Written task:
Keep only those lines of the records that include the string "title".
[Start]
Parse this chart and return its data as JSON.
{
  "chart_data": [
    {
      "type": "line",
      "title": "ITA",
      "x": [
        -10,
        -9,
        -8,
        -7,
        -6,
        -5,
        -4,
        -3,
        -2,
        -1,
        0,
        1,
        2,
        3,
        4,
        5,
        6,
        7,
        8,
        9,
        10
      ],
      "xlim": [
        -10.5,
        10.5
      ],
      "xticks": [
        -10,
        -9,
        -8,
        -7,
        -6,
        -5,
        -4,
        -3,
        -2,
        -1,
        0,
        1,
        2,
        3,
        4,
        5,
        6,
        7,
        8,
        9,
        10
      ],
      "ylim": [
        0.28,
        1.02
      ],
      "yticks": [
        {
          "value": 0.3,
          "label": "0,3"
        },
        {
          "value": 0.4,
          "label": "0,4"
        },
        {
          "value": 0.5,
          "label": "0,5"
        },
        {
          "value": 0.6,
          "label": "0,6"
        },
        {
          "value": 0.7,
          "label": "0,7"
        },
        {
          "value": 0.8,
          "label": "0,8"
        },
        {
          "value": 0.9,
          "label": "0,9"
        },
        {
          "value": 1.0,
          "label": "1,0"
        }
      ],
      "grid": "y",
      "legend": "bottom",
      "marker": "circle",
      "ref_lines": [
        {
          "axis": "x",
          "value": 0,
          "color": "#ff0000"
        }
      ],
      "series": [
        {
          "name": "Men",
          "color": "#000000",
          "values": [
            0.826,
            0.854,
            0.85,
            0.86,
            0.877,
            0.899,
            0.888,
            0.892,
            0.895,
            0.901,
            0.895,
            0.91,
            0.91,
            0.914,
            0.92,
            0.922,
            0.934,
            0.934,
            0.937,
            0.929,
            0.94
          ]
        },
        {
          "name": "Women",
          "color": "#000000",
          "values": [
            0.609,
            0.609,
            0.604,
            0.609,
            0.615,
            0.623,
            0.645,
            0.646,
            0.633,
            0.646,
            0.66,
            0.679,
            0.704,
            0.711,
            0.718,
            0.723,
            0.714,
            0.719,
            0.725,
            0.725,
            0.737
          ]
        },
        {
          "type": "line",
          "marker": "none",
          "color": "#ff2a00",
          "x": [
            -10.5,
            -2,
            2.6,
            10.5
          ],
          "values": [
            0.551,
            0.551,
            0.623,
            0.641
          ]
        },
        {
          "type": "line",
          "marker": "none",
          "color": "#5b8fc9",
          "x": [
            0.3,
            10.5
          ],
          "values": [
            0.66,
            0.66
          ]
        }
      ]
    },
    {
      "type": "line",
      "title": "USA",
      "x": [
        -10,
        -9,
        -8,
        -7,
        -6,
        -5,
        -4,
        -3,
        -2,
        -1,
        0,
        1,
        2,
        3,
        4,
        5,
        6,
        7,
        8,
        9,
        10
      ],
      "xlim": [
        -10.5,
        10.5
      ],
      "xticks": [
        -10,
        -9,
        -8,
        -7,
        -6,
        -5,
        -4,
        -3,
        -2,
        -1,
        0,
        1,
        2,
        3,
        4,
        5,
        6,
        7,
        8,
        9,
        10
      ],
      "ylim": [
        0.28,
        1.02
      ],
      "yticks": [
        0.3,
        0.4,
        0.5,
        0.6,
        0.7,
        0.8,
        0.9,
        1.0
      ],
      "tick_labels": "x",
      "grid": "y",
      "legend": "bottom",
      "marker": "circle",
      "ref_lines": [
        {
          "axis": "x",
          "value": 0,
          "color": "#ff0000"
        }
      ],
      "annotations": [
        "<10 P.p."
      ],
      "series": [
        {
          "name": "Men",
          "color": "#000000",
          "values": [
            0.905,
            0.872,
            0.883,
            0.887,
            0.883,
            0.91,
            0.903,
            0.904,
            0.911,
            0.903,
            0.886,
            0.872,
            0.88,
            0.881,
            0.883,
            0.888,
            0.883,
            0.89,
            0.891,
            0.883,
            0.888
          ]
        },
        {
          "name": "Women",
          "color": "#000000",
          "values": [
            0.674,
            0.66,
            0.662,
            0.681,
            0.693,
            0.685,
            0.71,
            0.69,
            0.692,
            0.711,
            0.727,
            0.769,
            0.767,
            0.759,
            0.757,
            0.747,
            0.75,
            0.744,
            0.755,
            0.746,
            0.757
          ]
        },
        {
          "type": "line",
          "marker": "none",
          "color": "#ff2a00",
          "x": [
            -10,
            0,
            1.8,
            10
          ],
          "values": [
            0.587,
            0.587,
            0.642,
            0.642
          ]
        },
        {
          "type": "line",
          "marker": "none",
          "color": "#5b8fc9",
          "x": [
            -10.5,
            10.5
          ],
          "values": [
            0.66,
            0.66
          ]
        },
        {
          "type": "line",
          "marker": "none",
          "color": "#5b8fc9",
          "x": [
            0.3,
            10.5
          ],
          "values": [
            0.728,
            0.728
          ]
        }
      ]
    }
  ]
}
[End]
[Start]
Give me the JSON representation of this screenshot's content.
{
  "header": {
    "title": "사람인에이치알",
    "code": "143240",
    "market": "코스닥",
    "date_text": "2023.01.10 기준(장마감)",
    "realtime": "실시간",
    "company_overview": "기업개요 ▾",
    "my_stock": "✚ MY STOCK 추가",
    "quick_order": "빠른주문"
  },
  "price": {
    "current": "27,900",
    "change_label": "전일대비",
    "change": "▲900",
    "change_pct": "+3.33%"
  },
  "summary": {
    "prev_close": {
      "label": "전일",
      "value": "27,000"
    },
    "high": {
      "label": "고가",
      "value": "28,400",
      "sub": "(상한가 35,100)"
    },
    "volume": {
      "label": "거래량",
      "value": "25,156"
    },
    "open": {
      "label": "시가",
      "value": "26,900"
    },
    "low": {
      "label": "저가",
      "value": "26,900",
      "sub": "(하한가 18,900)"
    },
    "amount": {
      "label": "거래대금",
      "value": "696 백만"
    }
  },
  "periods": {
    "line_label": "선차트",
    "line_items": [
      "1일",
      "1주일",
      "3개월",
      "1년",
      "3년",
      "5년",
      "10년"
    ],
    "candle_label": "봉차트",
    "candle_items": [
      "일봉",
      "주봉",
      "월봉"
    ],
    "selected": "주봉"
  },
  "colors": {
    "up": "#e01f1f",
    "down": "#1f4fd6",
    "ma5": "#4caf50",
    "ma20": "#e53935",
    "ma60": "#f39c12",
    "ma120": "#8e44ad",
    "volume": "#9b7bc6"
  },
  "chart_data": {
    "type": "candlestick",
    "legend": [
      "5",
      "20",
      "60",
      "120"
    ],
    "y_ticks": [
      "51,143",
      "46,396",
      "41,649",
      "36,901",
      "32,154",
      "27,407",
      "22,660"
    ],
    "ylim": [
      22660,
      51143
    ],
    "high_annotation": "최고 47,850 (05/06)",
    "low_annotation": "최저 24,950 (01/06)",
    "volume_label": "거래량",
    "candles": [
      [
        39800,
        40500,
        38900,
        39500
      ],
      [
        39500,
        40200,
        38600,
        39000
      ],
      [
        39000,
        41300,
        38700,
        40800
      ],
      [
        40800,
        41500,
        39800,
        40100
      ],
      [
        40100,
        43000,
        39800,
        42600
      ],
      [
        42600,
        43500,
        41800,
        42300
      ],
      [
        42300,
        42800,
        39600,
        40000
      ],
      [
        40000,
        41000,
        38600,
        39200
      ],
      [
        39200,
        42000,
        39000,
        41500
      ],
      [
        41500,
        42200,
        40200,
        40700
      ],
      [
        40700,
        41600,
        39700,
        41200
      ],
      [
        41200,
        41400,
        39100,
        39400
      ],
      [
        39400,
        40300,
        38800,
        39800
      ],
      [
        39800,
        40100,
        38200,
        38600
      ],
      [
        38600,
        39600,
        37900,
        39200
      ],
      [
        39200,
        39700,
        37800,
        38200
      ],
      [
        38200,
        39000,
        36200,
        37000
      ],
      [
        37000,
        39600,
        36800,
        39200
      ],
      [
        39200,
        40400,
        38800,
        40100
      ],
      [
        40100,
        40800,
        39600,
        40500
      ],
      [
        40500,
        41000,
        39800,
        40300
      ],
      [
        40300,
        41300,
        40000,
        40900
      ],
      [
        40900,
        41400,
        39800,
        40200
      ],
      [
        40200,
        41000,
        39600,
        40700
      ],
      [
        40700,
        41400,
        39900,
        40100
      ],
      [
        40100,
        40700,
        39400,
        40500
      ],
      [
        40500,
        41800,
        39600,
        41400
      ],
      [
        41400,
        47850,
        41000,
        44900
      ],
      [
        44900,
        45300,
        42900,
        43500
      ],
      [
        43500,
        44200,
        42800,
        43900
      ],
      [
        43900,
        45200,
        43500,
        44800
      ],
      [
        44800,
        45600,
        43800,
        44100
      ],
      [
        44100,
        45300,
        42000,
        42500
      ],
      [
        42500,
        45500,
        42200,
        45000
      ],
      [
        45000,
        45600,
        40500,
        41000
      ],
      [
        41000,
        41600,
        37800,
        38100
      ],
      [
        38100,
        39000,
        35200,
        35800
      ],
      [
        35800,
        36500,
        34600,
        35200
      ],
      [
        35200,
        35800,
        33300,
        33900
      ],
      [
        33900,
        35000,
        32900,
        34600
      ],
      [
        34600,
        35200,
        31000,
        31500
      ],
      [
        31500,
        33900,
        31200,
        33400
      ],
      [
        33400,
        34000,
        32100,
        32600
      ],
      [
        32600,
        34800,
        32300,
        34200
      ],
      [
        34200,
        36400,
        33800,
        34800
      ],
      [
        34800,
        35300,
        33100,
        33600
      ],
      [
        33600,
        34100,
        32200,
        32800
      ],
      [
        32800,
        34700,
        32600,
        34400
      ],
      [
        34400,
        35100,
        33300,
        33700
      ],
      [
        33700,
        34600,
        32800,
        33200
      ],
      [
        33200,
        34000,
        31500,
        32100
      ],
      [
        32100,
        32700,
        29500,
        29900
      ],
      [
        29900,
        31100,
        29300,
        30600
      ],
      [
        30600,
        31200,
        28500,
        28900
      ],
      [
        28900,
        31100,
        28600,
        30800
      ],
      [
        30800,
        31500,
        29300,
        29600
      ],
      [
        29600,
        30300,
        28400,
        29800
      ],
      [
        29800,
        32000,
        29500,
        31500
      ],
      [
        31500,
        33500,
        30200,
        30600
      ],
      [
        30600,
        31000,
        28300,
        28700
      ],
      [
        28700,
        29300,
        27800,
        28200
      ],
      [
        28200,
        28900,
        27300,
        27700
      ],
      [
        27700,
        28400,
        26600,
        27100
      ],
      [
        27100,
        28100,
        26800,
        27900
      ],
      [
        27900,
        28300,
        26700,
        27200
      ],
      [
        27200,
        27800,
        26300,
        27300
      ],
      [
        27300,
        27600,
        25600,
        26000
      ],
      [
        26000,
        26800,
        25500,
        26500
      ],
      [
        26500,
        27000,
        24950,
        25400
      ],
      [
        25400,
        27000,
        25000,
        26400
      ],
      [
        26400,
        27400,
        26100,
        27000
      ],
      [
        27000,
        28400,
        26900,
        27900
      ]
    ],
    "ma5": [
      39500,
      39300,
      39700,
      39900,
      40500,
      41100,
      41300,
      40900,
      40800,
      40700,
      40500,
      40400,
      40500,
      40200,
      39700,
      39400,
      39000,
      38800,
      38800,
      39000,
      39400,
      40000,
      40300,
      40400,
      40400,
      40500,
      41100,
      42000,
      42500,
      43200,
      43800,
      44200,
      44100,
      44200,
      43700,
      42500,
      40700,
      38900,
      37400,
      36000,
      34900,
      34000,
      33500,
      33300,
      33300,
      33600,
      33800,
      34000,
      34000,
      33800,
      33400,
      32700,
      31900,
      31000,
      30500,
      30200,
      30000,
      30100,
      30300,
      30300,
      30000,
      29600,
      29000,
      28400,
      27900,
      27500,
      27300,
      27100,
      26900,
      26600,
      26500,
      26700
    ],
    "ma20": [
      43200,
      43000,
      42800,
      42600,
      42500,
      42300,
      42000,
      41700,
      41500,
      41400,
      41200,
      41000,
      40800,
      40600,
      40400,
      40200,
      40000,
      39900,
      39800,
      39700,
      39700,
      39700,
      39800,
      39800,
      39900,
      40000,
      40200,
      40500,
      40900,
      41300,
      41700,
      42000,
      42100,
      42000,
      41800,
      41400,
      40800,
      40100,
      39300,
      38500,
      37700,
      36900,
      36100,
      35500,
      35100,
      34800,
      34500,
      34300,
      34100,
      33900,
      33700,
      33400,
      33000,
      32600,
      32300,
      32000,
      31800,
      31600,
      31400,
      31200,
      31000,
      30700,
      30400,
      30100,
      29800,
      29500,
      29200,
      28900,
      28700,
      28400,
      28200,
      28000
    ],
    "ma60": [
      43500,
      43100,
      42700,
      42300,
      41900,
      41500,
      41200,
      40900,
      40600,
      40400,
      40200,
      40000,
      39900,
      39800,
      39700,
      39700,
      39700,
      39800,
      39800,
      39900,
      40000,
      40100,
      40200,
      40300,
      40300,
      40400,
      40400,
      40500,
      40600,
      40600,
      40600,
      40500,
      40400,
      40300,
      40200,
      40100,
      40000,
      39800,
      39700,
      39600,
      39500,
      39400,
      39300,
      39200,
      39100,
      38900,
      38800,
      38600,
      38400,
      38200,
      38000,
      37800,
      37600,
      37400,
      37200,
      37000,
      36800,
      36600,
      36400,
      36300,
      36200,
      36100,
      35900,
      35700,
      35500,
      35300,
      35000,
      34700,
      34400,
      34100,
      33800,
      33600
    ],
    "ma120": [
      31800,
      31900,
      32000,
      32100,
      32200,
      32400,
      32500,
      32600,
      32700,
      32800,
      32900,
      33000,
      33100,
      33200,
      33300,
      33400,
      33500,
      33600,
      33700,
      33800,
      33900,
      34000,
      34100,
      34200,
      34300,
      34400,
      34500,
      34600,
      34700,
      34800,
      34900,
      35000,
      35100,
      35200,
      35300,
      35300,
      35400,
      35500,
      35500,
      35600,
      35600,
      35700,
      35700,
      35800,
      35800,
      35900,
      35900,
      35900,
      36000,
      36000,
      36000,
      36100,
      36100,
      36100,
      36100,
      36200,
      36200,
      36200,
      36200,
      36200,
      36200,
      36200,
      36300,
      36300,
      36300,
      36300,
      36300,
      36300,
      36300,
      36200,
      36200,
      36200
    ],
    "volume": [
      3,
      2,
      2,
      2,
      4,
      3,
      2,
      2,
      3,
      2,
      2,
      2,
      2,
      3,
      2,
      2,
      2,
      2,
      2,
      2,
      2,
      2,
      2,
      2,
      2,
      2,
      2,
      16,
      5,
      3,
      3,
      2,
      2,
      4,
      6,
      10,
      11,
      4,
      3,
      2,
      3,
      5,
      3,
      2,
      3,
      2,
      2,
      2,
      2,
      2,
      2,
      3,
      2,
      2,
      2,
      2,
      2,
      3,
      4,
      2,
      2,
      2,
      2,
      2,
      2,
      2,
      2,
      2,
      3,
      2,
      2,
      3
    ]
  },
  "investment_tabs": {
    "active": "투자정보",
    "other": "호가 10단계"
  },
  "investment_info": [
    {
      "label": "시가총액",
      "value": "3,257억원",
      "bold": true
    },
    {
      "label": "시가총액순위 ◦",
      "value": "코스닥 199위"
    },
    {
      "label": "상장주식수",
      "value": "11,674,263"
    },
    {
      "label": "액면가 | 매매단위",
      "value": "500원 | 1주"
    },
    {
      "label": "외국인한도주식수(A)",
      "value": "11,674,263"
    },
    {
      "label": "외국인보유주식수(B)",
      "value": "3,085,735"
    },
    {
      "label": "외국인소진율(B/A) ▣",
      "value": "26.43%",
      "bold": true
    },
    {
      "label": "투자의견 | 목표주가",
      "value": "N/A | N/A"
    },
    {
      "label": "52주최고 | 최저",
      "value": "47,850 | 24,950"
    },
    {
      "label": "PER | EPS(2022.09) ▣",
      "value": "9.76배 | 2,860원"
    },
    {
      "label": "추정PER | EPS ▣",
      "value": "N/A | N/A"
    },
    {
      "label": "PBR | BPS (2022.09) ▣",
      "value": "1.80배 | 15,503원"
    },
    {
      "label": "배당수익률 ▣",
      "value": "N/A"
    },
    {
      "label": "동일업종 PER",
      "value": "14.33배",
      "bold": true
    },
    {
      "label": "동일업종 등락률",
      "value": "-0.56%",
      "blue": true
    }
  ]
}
[End]
[Start]
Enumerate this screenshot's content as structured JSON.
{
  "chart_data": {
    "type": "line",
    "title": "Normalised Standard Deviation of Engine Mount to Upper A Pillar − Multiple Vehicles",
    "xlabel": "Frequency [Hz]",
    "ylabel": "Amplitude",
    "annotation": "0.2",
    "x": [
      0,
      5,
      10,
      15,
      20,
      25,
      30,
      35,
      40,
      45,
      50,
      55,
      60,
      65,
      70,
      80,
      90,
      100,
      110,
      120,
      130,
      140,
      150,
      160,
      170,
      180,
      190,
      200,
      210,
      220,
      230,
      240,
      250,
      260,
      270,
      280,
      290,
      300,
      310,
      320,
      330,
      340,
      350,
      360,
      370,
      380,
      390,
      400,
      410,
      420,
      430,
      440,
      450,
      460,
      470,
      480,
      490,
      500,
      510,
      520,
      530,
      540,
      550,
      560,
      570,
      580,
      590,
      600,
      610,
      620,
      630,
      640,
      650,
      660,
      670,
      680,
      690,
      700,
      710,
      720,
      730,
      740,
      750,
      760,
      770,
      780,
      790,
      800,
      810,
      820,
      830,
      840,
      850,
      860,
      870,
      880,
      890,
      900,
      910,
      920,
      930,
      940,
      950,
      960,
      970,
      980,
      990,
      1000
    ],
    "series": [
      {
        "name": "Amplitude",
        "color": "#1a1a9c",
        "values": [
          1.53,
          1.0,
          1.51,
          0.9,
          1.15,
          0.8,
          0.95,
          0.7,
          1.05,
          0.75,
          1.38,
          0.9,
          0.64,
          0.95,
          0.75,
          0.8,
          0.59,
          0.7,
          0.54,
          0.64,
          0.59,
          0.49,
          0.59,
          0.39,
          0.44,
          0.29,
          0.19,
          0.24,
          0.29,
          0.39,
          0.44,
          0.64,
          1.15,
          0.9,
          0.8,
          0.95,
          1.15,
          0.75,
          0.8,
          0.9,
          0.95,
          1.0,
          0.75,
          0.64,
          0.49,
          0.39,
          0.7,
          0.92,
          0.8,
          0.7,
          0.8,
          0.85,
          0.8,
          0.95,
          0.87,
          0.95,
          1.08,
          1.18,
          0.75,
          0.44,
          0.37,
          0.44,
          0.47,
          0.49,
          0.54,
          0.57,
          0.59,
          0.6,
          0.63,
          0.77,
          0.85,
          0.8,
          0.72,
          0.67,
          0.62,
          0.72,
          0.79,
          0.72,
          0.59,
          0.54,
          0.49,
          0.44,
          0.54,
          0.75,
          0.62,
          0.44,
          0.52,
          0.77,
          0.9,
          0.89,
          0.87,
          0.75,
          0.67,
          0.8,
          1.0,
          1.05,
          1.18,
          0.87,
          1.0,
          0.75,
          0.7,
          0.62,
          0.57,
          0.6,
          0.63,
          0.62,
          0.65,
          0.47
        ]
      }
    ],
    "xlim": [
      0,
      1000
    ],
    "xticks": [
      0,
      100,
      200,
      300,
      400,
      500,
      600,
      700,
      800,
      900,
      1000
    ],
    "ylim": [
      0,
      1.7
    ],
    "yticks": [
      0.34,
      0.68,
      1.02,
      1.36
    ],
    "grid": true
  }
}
[End]
Response:
      "title": "ITA",
      "title": "USA",
    "title": "사람인에이치알",
    "title": "Normalised Standard Deviation of Engine Mount to Upper A Pillar − Multiple Vehicles",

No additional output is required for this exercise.